*Task to carry out*: Copy all the entries word for word, but omit the pictures.

*Records to process*:

※

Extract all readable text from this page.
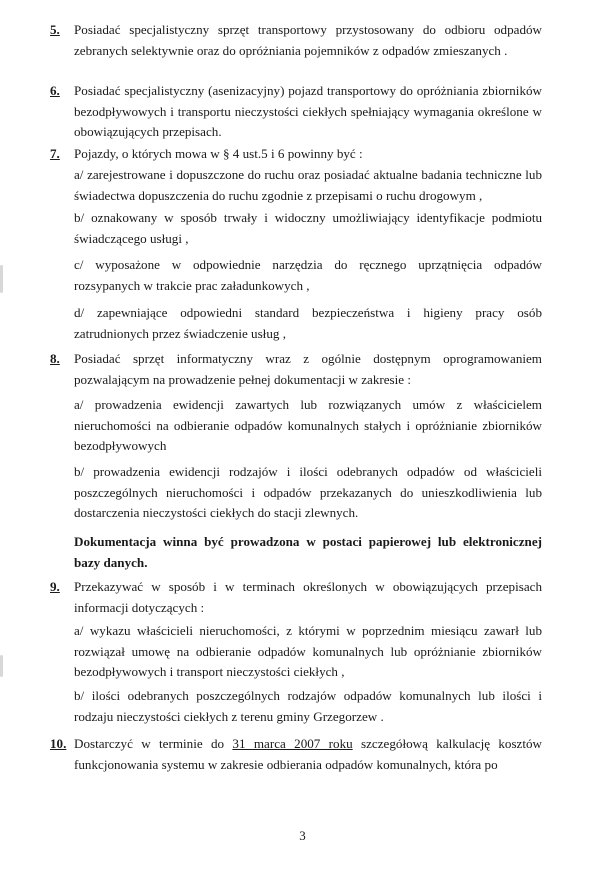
5.	Posiadać specjalistyczny sprzęt transportowy przystosowany do odbioru odpadów zebranych selektywnie oraz do opróżniania pojemników z odpadów zmieszanych .
6.	Posiadać specjalistyczny (asenizacyjny) pojazd transportowy do opróżniania zbiorników bezodpływowych i transportu nieczystości ciekłych spełniający wymagania określone w obowiązujących przepisach.
7.	Pojazdy, o których mowa w § 4 ust.5 i 6 powinny być :
a/ zarejestrowane i dopuszczone do ruchu oraz posiadać aktualne badania techniczne lub świadectwa dopuszczenia do ruchu zgodnie z przepisami o ruchu drogowym ,
b/ oznakowany w sposób trwały i widoczny umożliwiający identyfikacje podmiotu świadczącego usługi ,
c/ wyposażone w odpowiednie narzędzia do ręcznego uprzątnięcia odpadów rozsypanych w trakcie prac załadunkowych ,
d/ zapewniające odpowiedni standard bezpieczeństwa i higieny pracy osób zatrudnionych przez świadczenie usług ,
8.	Posiadać sprzęt informatyczny wraz z ogólnie dostępnym oprogramowaniem pozwalającym na prowadzenie pełnej dokumentacji w zakresie :
a/ prowadzenia ewidencji zawartych lub rozwiązanych umów z właścicielem nieruchomości na odbieranie odpadów komunalnych stałych i opróżnianie zbiorników bezodpływowych
b/ prowadzenia ewidencji rodzajów i ilości odebranych odpadów od właścicieli poszczególnych nieruchomości i odpadów przekazanych do unieszkodliwienia lub dostarczenia nieczystości ciekłych do stacji zlewnych.
Dokumentacja winna być prowadzona w postaci papierowej lub elektronicznej bazy danych.
9.	Przekazywać w sposób i w terminach określonych w obowiązujących przepisach informacji dotyczących :
a/ wykazu właścicieli nieruchomości, z którymi w poprzednim miesiącu zawarł lub rozwiązał umowę na odbieranie odpadów komunalnych lub opróżnianie zbiorników bezodpływowych i transport nieczystości ciekłych ,
b/ ilości odebranych poszczególnych rodzajów odpadów komunalnych lub ilości i rodzaju nieczystości ciekłych z terenu gminy Grzegorzew .
10. Dostarczyć w terminie do 31 marca 2007 roku szczegółową kalkulację kosztów funkcjonowania systemu w zakresie odbierania odpadów komunalnych, która po
3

※

*Reply*:
Extract all readable text from this page.
5.	Posiadać specjalistyczny sprzęt transportowy przystosowany do odbioru odpadów zebranych selektywnie oraz do opróżniania pojemników z odpadów zmieszanych .
6.	Posiadać specjalistyczny (asenizacyjny) pojazd transportowy do opróżniania zbiorników bezodpływowych i transportu nieczystości ciekłych spełniający wymagania określone w obowiązujących przepisach.
7.	Pojazdy, o których mowa w § 4 ust.5 i 6 powinny być :
a/ zarejestrowane i dopuszczone do ruchu oraz posiadać aktualne badania techniczne lub świadectwa dopuszczenia do ruchu zgodnie z przepisami o ruchu drogowym ,
b/ oznakowany w sposób trwały i widoczny umożliwiający identyfikacje podmiotu świadczącego usługi ,
c/ wyposażone w odpowiednie narzędzia do ręcznego uprzątnięcia odpadów rozsypanych w trakcie prac załadunkowych ,
d/ zapewniające odpowiedni standard bezpieczeństwa i higieny pracy osób zatrudnionych przez świadczenie usług ,
8.	Posiadać sprzęt informatyczny wraz z ogólnie dostępnym oprogramowaniem pozwalającym na prowadzenie pełnej dokumentacji w zakresie :
a/ prowadzenia ewidencji zawartych lub rozwiązanych umów z właścicielem nieruchomości na odbieranie odpadów komunalnych stałych i opróżnianie zbiorników bezodpływowych
b/ prowadzenia ewidencji rodzajów i ilości odebranych odpadów od właścicieli poszczególnych nieruchomości i odpadów przekazanych do unieszkodliwienia lub dostarczenia nieczystości ciekłych do stacji zlewnych.
Dokumentacja winna być prowadzona w postaci papierowej lub elektronicznej bazy danych.
9.	Przekazywać w sposób i w terminach określonych w obowiązujących przepisach informacji dotyczących :
a/ wykazu właścicieli nieruchomości, z którymi w poprzednim miesiącu zawarł lub rozwiązał umowę na odbieranie odpadów komunalnych lub opróżnianie zbiorników bezodpływowych i transport nieczystości ciekłych ,
b/ ilości odebranych poszczególnych rodzajów odpadów komunalnych lub ilości i rodzaju nieczystości ciekłych z terenu gminy Grzegorzew .
10. Dostarczyć w terminie do 31 marca 2007 roku szczegółową kalkulację kosztów funkcjonowania systemu w zakresie odbierania odpadów komunalnych, która po
3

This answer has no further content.